━━━━━ Dataset records
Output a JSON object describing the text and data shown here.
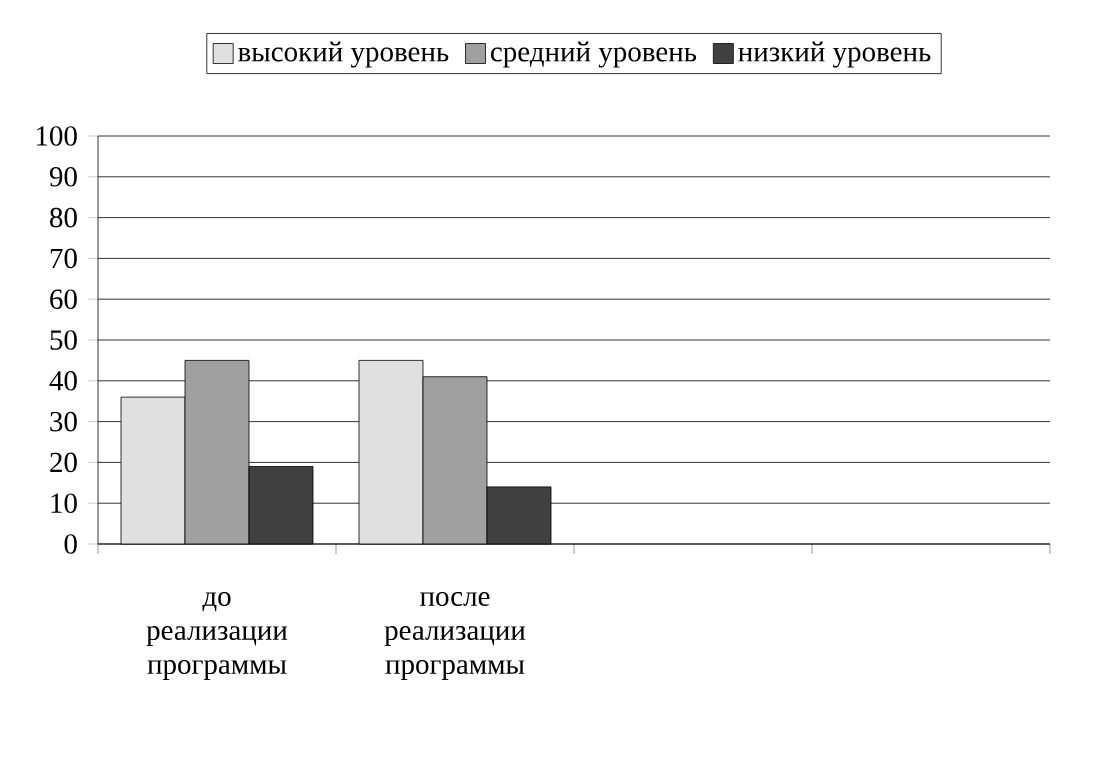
{
  "chart_data": {
    "type": "bar",
    "categories": [
      "до реализации программы",
      "после реализации программы",
      null,
      null
    ],
    "series": [
      {
        "name": "высокий уровень",
        "color": "#e0e0e0",
        "values": [
          36,
          45,
          null,
          null
        ]
      },
      {
        "name": "средний уровень",
        "color": "#a0a0a0",
        "values": [
          45,
          41,
          null,
          null
        ]
      },
      {
        "name": "низкий уровень",
        "color": "#404040",
        "values": [
          19,
          14,
          null,
          null
        ]
      }
    ],
    "ylim": [
      0,
      100
    ],
    "yticks": [
      0,
      10,
      20,
      30,
      40,
      50,
      60,
      70,
      80,
      90,
      100
    ],
    "grid": "y",
    "legend": "top"
  }
}
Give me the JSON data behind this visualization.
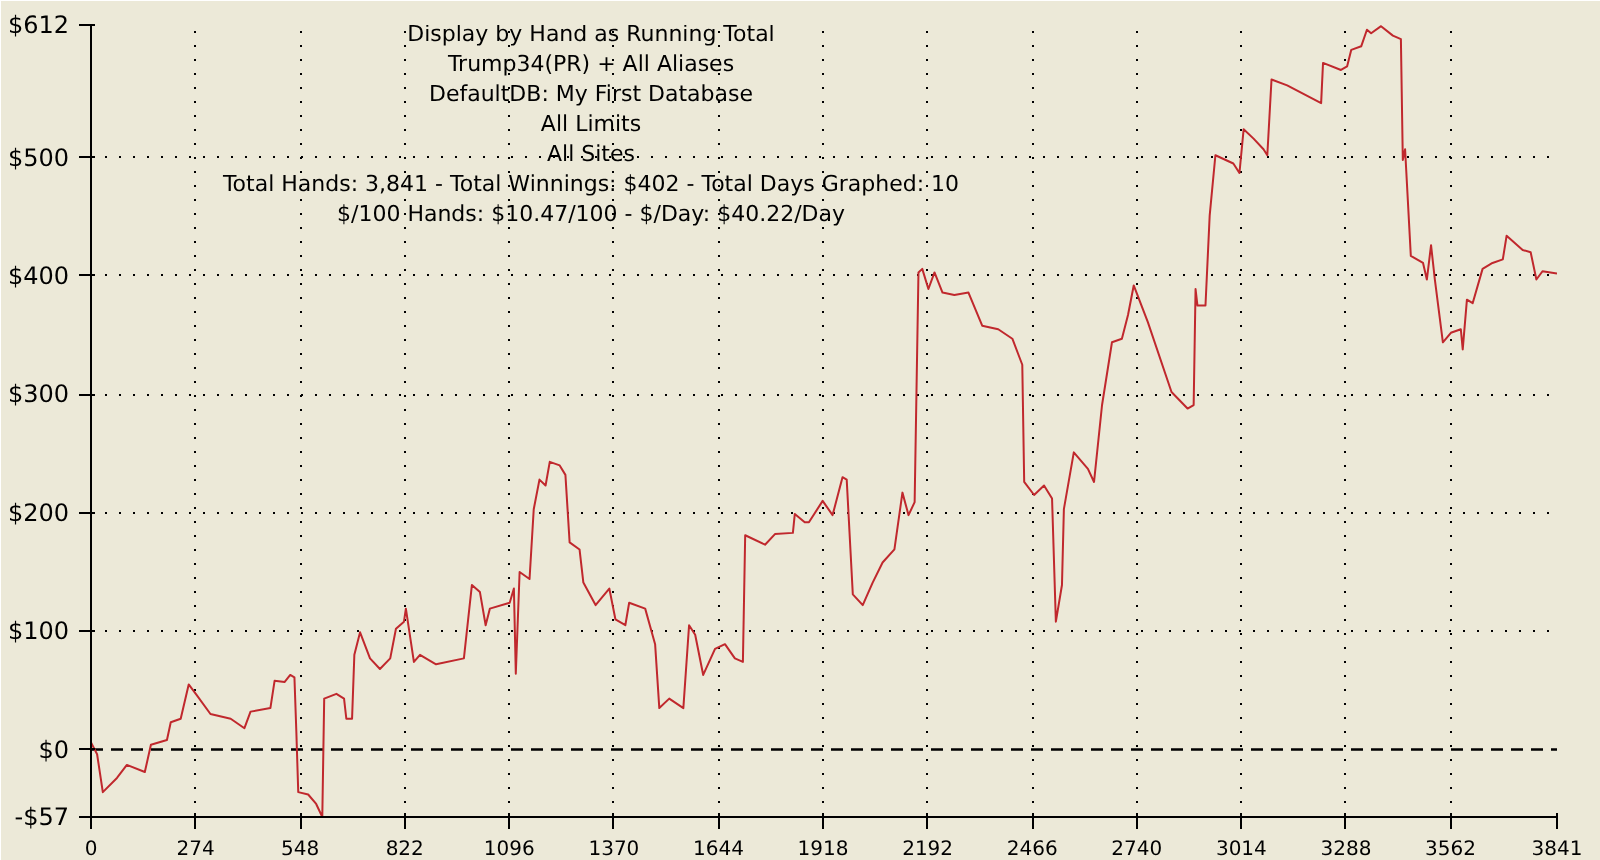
{
  "chart_data": {
    "type": "line",
    "title": "Display by Hand as Running Total",
    "annotations": [
      "Trump34(PR) + All Aliases",
      "DefaultDB: My First Database",
      "All Limits",
      "All Sites",
      "Total Hands: 3,841 - Total Winnings: $402 - Total Days Graphed: 10",
      "$/100 Hands: $10.47/100 - $/Day: $40.22/Day"
    ],
    "x": [
      0,
      16,
      31,
      68,
      94,
      141,
      157,
      199,
      209,
      235,
      256,
      277,
      313,
      366,
      402,
      418,
      470,
      481,
      507,
      522,
      533,
      538,
      543,
      569,
      590,
      606,
      611,
      643,
      663,
      669,
      684,
      690,
      705,
      731,
      757,
      784,
      799,
      820,
      825,
      846,
      862,
      904,
      977,
      998,
      1019,
      1034,
      1045,
      1097,
      1108,
      1113,
      1123,
      1149,
      1160,
      1175,
      1191,
      1202,
      1228,
      1243,
      1254,
      1280,
      1290,
      1322,
      1358,
      1374,
      1400,
      1410,
      1452,
      1478,
      1489,
      1515,
      1552,
      1567,
      1583,
      1604,
      1635,
      1661,
      1687,
      1708,
      1714,
      1766,
      1792,
      1839,
      1844,
      1870,
      1881,
      1917,
      1943,
      1969,
      1980,
      1996,
      2022,
      2048,
      2074,
      2105,
      2126,
      2142,
      2158,
      2168,
      2178,
      2194,
      2210,
      2231,
      2262,
      2299,
      2335,
      2377,
      2414,
      2440,
      2445,
      2471,
      2497,
      2518,
      2528,
      2544,
      2549,
      2575,
      2612,
      2628,
      2649,
      2675,
      2701,
      2717,
      2732,
      2769,
      2831,
      2873,
      2889,
      2894,
      2899,
      2920,
      2931,
      2946,
      2993,
      3009,
      3020,
      3046,
      3072,
      3082,
      3093,
      3134,
      3223,
      3228,
      3275,
      3291,
      3302,
      3328,
      3343,
      3354,
      3380,
      3411,
      3432,
      3437,
      3443,
      3458,
      3490,
      3500,
      3511,
      3521,
      3542,
      3563,
      3589,
      3594,
      3605,
      3620,
      3646,
      3672,
      3699,
      3709,
      3751,
      3772,
      3787,
      3803,
      3841
    ],
    "series": [
      {
        "color": "#c0282d",
        "values": [
          6,
          -4,
          -36,
          -24,
          -13,
          -19,
          4,
          8,
          23,
          26,
          55,
          46,
          30,
          26,
          18,
          32,
          35,
          58,
          57,
          63,
          61,
          15,
          -36,
          -38,
          -46,
          -57,
          43,
          47,
          43,
          26,
          26,
          80,
          99,
          77,
          68,
          77,
          102,
          108,
          119,
          74,
          80,
          72,
          77,
          139,
          133,
          105,
          119,
          124,
          136,
          64,
          150,
          144,
          203,
          228,
          223,
          243,
          240,
          232,
          175,
          169,
          141,
          122,
          136,
          110,
          105,
          124,
          119,
          89,
          35,
          43,
          35,
          105,
          97,
          63,
          85,
          89,
          77,
          74,
          181,
          173,
          182,
          183,
          199,
          192,
          192,
          210,
          198,
          230,
          228,
          131,
          122,
          141,
          158,
          169,
          217,
          198,
          209,
          403,
          406,
          389,
          403,
          386,
          384,
          386,
          358,
          355,
          347,
          325,
          226,
          215,
          223,
          212,
          108,
          139,
          203,
          251,
          237,
          226,
          291,
          344,
          347,
          367,
          392,
          361,
          302,
          288,
          291,
          389,
          375,
          375,
          451,
          502,
          495,
          487,
          524,
          516,
          507,
          502,
          566,
          561,
          546,
          580,
          574,
          577,
          591,
          594,
          608,
          605,
          611,
          603,
          600,
          498,
          507,
          417,
          411,
          397,
          426,
          397,
          344,
          352,
          355,
          338,
          380,
          377,
          406,
          411,
          414,
          434,
          422,
          420,
          397,
          404,
          402
        ]
      }
    ],
    "xlim": [
      0,
      3841
    ],
    "ylim": [
      -57,
      612
    ],
    "xticks": [
      0,
      274,
      548,
      822,
      1096,
      1370,
      1644,
      1918,
      2192,
      2466,
      2740,
      3014,
      3288,
      3562,
      3841
    ],
    "yticks": [
      {
        "value": -57,
        "label": "-$57"
      },
      {
        "value": 0,
        "label": "$0"
      },
      {
        "value": 100,
        "label": "$100"
      },
      {
        "value": 200,
        "label": "$200"
      },
      {
        "value": 300,
        "label": "$300"
      },
      {
        "value": 400,
        "label": "$400"
      },
      {
        "value": 500,
        "label": "$500"
      },
      {
        "value": 612,
        "label": "$612"
      }
    ],
    "ref_lines": [
      {
        "axis": "y",
        "value": 0,
        "line_style": "dashed",
        "color": "#000000"
      }
    ],
    "grid": true,
    "line_style": "solid",
    "marker": "none"
  }
}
━━━━━━━━━━
*Set exercise*: Write the listing above out again exactly, dropping each image.

*Solution to the exercise*:
Output a JSON object describing the text and data shown here.
{
  "chart_data": {
    "type": "bar",
    "categories": [
      "до реализации программы",
      "после реализации программы",
      null,
      null
    ],
    "series": [
      {
        "name": "высокий уровень",
        "color": "#e0e0e0",
        "values": [
          36,
          45,
          null,
          null
        ]
      },
      {
        "name": "средний уровень",
        "color": "#a0a0a0",
        "values": [
          45,
          41,
          null,
          null
        ]
      },
      {
        "name": "низкий уровень",
        "color": "#404040",
        "values": [
          19,
          14,
          null,
          null
        ]
      }
    ],
    "ylim": [
      0,
      100
    ],
    "yticks": [
      0,
      10,
      20,
      30,
      40,
      50,
      60,
      70,
      80,
      90,
      100
    ],
    "grid": "y",
    "legend": "top"
  }
}
Give me the JSON data behind this visualization.
{
  "chart_data": {
    "type": "line",
    "title": "Display by Hand as Running Total",
    "annotations": [
      "Trump34(PR) + All Aliases",
      "DefaultDB: My First Database",
      "All Limits",
      "All Sites",
      "Total Hands: 3,841 - Total Winnings: $402 - Total Days Graphed: 10",
      "$/100 Hands: $10.47/100 - $/Day: $40.22/Day"
    ],
    "x": [
      0,
      16,
      31,
      68,
      94,
      141,
      157,
      199,
      209,
      235,
      256,
      277,
      313,
      366,
      402,
      418,
      470,
      481,
      507,
      522,
      533,
      538,
      543,
      569,
      590,
      606,
      611,
      643,
      663,
      669,
      684,
      690,
      705,
      731,
      757,
      784,
      799,
      820,
      825,
      846,
      862,
      904,
      977,
      998,
      1019,
      1034,
      1045,
      1097,
      1108,
      1113,
      1123,
      1149,
      1160,
      1175,
      1191,
      1202,
      1228,
      1243,
      1254,
      1280,
      1290,
      1322,
      1358,
      1374,
      1400,
      1410,
      1452,
      1478,
      1489,
      1515,
      1552,
      1567,
      1583,
      1604,
      1635,
      1661,
      1687,
      1708,
      1714,
      1766,
      1792,
      1839,
      1844,
      1870,
      1881,
      1917,
      1943,
      1969,
      1980,
      1996,
      2022,
      2048,
      2074,
      2105,
      2126,
      2142,
      2158,
      2168,
      2178,
      2194,
      2210,
      2231,
      2262,
      2299,
      2335,
      2377,
      2414,
      2440,
      2445,
      2471,
      2497,
      2518,
      2528,
      2544,
      2549,
      2575,
      2612,
      2628,
      2649,
      2675,
      2701,
      2717,
      2732,
      2769,
      2831,
      2873,
      2889,
      2894,
      2899,
      2920,
      2931,
      2946,
      2993,
      3009,
      3020,
      3046,
      3072,
      3082,
      3093,
      3134,
      3223,
      3228,
      3275,
      3291,
      3302,
      3328,
      3343,
      3354,
      3380,
      3411,
      3432,
      3437,
      3443,
      3458,
      3490,
      3500,
      3511,
      3521,
      3542,
      3563,
      3589,
      3594,
      3605,
      3620,
      3646,
      3672,
      3699,
      3709,
      3751,
      3772,
      3787,
      3803,
      3841
    ],
    "series": [
      {
        "color": "#c0282d",
        "values": [
          6,
          -4,
          -36,
          -24,
          -13,
          -19,
          4,
          8,
          23,
          26,
          55,
          46,
          30,
          26,
          18,
          32,
          35,
          58,
          57,
          63,
          61,
          15,
          -36,
          -38,
          -46,
          -57,
          43,
          47,
          43,
          26,
          26,
          80,
          99,
          77,
          68,
          77,
          102,
          108,
          119,
          74,
          80,
          72,
          77,
          139,
          133,
          105,
          119,
          124,
          136,
          64,
          150,
          144,
          203,
          228,
          223,
          243,
          240,
          232,
          175,
          169,
          141,
          122,
          136,
          110,
          105,
          124,
          119,
          89,
          35,
          43,
          35,
          105,
          97,
          63,
          85,
          89,
          77,
          74,
          181,
          173,
          182,
          183,
          199,
          192,
          192,
          210,
          198,
          230,
          228,
          131,
          122,
          141,
          158,
          169,
          217,
          198,
          209,
          403,
          406,
          389,
          403,
          386,
          384,
          386,
          358,
          355,
          347,
          325,
          226,
          215,
          223,
          212,
          108,
          139,
          203,
          251,
          237,
          226,
          291,
          344,
          347,
          367,
          392,
          361,
          302,
          288,
          291,
          389,
          375,
          375,
          451,
          502,
          495,
          487,
          524,
          516,
          507,
          502,
          566,
          561,
          546,
          580,
          574,
          577,
          591,
          594,
          608,
          605,
          611,
          603,
          600,
          498,
          507,
          417,
          411,
          397,
          426,
          397,
          344,
          352,
          355,
          338,
          380,
          377,
          406,
          411,
          414,
          434,
          422,
          420,
          397,
          404,
          402
        ]
      }
    ],
    "xlim": [
      0,
      3841
    ],
    "ylim": [
      -57,
      612
    ],
    "xticks": [
      0,
      274,
      548,
      822,
      1096,
      1370,
      1644,
      1918,
      2192,
      2466,
      2740,
      3014,
      3288,
      3562,
      3841
    ],
    "yticks": [
      {
        "value": -57,
        "label": "-$57"
      },
      {
        "value": 0,
        "label": "$0"
      },
      {
        "value": 100,
        "label": "$100"
      },
      {
        "value": 200,
        "label": "$200"
      },
      {
        "value": 300,
        "label": "$300"
      },
      {
        "value": 400,
        "label": "$400"
      },
      {
        "value": 500,
        "label": "$500"
      },
      {
        "value": 612,
        "label": "$612"
      }
    ],
    "ref_lines": [
      {
        "axis": "y",
        "value": 0,
        "line_style": "dashed",
        "color": "#000000"
      }
    ],
    "grid": true,
    "line_style": "solid",
    "marker": "none"
  }
}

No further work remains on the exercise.